------ Excerpted records ------
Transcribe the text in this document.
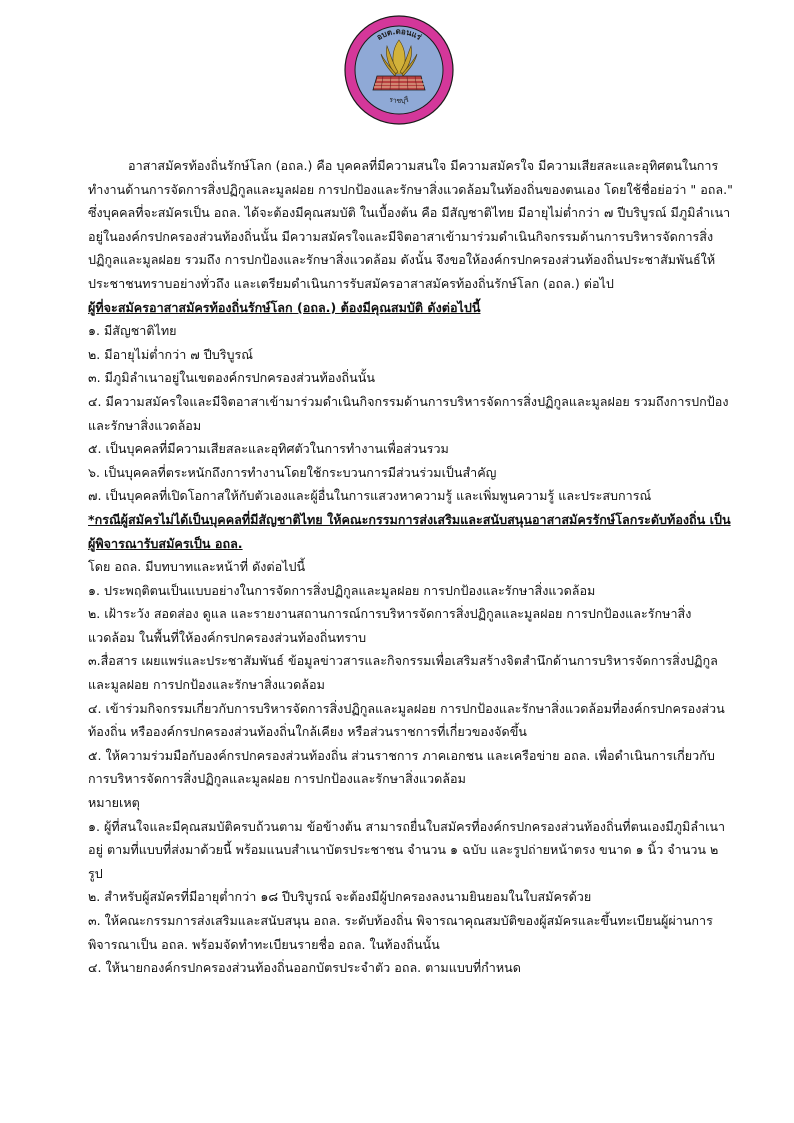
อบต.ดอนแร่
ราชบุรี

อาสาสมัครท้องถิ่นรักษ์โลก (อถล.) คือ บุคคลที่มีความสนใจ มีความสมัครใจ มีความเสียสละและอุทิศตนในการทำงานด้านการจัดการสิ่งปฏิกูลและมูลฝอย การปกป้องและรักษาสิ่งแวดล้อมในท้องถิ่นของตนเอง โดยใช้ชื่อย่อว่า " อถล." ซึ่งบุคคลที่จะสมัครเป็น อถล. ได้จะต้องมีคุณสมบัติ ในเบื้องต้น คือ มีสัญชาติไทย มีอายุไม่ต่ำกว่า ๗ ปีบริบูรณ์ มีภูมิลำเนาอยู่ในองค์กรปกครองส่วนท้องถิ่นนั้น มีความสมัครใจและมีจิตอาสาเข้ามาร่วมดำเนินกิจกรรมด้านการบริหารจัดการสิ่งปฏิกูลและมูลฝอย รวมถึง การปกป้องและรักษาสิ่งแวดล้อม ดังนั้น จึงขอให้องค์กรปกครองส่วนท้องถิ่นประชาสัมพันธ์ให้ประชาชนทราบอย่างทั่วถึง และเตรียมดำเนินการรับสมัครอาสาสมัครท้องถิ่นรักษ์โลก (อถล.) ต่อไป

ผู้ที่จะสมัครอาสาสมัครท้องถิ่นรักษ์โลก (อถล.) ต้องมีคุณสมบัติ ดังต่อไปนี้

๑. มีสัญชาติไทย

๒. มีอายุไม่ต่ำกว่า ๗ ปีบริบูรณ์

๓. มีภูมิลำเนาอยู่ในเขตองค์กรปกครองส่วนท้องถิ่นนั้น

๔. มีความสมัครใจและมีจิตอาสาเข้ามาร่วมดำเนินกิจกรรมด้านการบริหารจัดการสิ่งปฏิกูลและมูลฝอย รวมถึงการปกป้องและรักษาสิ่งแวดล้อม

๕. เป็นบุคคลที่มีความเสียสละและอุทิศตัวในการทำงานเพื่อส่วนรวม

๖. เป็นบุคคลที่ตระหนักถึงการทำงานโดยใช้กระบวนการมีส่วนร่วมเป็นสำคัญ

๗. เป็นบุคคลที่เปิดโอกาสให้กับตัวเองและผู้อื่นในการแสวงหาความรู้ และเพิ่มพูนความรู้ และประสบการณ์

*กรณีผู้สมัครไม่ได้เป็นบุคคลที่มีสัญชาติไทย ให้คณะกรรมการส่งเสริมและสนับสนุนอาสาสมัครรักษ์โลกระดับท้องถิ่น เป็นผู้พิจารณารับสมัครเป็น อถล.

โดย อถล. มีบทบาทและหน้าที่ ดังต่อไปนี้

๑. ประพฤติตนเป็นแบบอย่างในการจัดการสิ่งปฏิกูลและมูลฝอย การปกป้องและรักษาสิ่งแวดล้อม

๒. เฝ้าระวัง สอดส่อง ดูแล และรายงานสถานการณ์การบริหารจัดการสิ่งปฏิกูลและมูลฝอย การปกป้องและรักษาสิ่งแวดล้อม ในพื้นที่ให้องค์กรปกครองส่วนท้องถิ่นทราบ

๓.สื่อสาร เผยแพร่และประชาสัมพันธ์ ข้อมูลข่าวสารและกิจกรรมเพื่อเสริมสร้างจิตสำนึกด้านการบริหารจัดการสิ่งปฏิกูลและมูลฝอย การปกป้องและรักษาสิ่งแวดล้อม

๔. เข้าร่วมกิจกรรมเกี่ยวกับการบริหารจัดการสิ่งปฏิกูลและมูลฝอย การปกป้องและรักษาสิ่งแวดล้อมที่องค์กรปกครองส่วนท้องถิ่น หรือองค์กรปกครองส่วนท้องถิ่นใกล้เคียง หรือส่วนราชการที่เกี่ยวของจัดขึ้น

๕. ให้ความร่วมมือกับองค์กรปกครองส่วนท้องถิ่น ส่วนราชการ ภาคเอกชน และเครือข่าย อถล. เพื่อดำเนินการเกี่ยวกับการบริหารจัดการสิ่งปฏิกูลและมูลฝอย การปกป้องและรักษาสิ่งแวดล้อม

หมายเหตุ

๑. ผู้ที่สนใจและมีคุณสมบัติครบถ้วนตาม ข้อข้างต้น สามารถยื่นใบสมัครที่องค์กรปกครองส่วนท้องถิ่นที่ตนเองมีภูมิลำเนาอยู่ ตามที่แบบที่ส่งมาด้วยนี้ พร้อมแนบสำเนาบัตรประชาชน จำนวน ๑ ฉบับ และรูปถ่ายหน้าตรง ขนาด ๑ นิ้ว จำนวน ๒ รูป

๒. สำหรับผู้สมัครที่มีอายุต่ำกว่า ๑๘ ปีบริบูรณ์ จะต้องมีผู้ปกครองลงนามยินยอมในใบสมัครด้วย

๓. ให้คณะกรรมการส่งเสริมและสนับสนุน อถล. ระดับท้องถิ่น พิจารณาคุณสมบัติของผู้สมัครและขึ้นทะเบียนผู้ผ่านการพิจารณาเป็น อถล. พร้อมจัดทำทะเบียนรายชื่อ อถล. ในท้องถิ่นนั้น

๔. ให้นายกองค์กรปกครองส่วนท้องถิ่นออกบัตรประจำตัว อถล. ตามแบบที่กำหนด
------
◆ What is expected
Copy each line of the records precisely and drop any images they hold.

◆ Solved problem
Transcribe the text in this document.
อบต.ดอนแร่
ราชบุรี

อาสาสมัครท้องถิ่นรักษ์โลก (อถล.) คือ บุคคลที่มีความสนใจ มีความสมัครใจ มีความเสียสละและอุทิศตนในการทำงานด้านการจัดการสิ่งปฏิกูลและมูลฝอย การปกป้องและรักษาสิ่งแวดล้อมในท้องถิ่นของตนเอง โดยใช้ชื่อย่อว่า " อถล." ซึ่งบุคคลที่จะสมัครเป็น อถล. ได้จะต้องมีคุณสมบัติ ในเบื้องต้น คือ มีสัญชาติไทย มีอายุไม่ต่ำกว่า ๗ ปีบริบูรณ์ มีภูมิลำเนาอยู่ในองค์กรปกครองส่วนท้องถิ่นนั้น มีความสมัครใจและมีจิตอาสาเข้ามาร่วมดำเนินกิจกรรมด้านการบริหารจัดการสิ่งปฏิกูลและมูลฝอย รวมถึง การปกป้องและรักษาสิ่งแวดล้อม ดังนั้น จึงขอให้องค์กรปกครองส่วนท้องถิ่นประชาสัมพันธ์ให้ประชาชนทราบอย่างทั่วถึง และเตรียมดำเนินการรับสมัครอาสาสมัครท้องถิ่นรักษ์โลก (อถล.) ต่อไป

ผู้ที่จะสมัครอาสาสมัครท้องถิ่นรักษ์โลก (อถล.) ต้องมีคุณสมบัติ ดังต่อไปนี้

๑. มีสัญชาติไทย

๒. มีอายุไม่ต่ำกว่า ๗ ปีบริบูรณ์

๓. มีภูมิลำเนาอยู่ในเขตองค์กรปกครองส่วนท้องถิ่นนั้น

๔. มีความสมัครใจและมีจิตอาสาเข้ามาร่วมดำเนินกิจกรรมด้านการบริหารจัดการสิ่งปฏิกูลและมูลฝอย รวมถึงการปกป้องและรักษาสิ่งแวดล้อม

๕. เป็นบุคคลที่มีความเสียสละและอุทิศตัวในการทำงานเพื่อส่วนรวม

๖. เป็นบุคคลที่ตระหนักถึงการทำงานโดยใช้กระบวนการมีส่วนร่วมเป็นสำคัญ

๗. เป็นบุคคลที่เปิดโอกาสให้กับตัวเองและผู้อื่นในการแสวงหาความรู้ และเพิ่มพูนความรู้ และประสบการณ์

*กรณีผู้สมัครไม่ได้เป็นบุคคลที่มีสัญชาติไทย ให้คณะกรรมการส่งเสริมและสนับสนุนอาสาสมัครรักษ์โลกระดับท้องถิ่น เป็นผู้พิจารณารับสมัครเป็น อถล.

โดย อถล. มีบทบาทและหน้าที่ ดังต่อไปนี้

๑. ประพฤติตนเป็นแบบอย่างในการจัดการสิ่งปฏิกูลและมูลฝอย การปกป้องและรักษาสิ่งแวดล้อม

๒. เฝ้าระวัง สอดส่อง ดูแล และรายงานสถานการณ์การบริหารจัดการสิ่งปฏิกูลและมูลฝอย การปกป้องและรักษาสิ่งแวดล้อม ในพื้นที่ให้องค์กรปกครองส่วนท้องถิ่นทราบ

๓.สื่อสาร เผยแพร่และประชาสัมพันธ์ ข้อมูลข่าวสารและกิจกรรมเพื่อเสริมสร้างจิตสำนึกด้านการบริหารจัดการสิ่งปฏิกูลและมูลฝอย การปกป้องและรักษาสิ่งแวดล้อม

๔. เข้าร่วมกิจกรรมเกี่ยวกับการบริหารจัดการสิ่งปฏิกูลและมูลฝอย การปกป้องและรักษาสิ่งแวดล้อมที่องค์กรปกครองส่วนท้องถิ่น หรือองค์กรปกครองส่วนท้องถิ่นใกล้เคียง หรือส่วนราชการที่เกี่ยวของจัดขึ้น

๕. ให้ความร่วมมือกับองค์กรปกครองส่วนท้องถิ่น ส่วนราชการ ภาคเอกชน และเครือข่าย อถล. เพื่อดำเนินการเกี่ยวกับการบริหารจัดการสิ่งปฏิกูลและมูลฝอย การปกป้องและรักษาสิ่งแวดล้อม

หมายเหตุ

๑. ผู้ที่สนใจและมีคุณสมบัติครบถ้วนตาม ข้อข้างต้น สามารถยื่นใบสมัครที่องค์กรปกครองส่วนท้องถิ่นที่ตนเองมีภูมิลำเนาอยู่ ตามที่แบบที่ส่งมาด้วยนี้ พร้อมแนบสำเนาบัตรประชาชน จำนวน ๑ ฉบับ และรูปถ่ายหน้าตรง ขนาด ๑ นิ้ว จำนวน ๒ รูป

๒. สำหรับผู้สมัครที่มีอายุต่ำกว่า ๑๘ ปีบริบูรณ์ จะต้องมีผู้ปกครองลงนามยินยอมในใบสมัครด้วย

๓. ให้คณะกรรมการส่งเสริมและสนับสนุน อถล. ระดับท้องถิ่น พิจารณาคุณสมบัติของผู้สมัครและขึ้นทะเบียนผู้ผ่านการพิจารณาเป็น อถล. พร้อมจัดทำทะเบียนรายชื่อ อถล. ในท้องถิ่นนั้น

๔. ให้นายกองค์กรปกครองส่วนท้องถิ่นออกบัตรประจำตัว อถล. ตามแบบที่กำหนด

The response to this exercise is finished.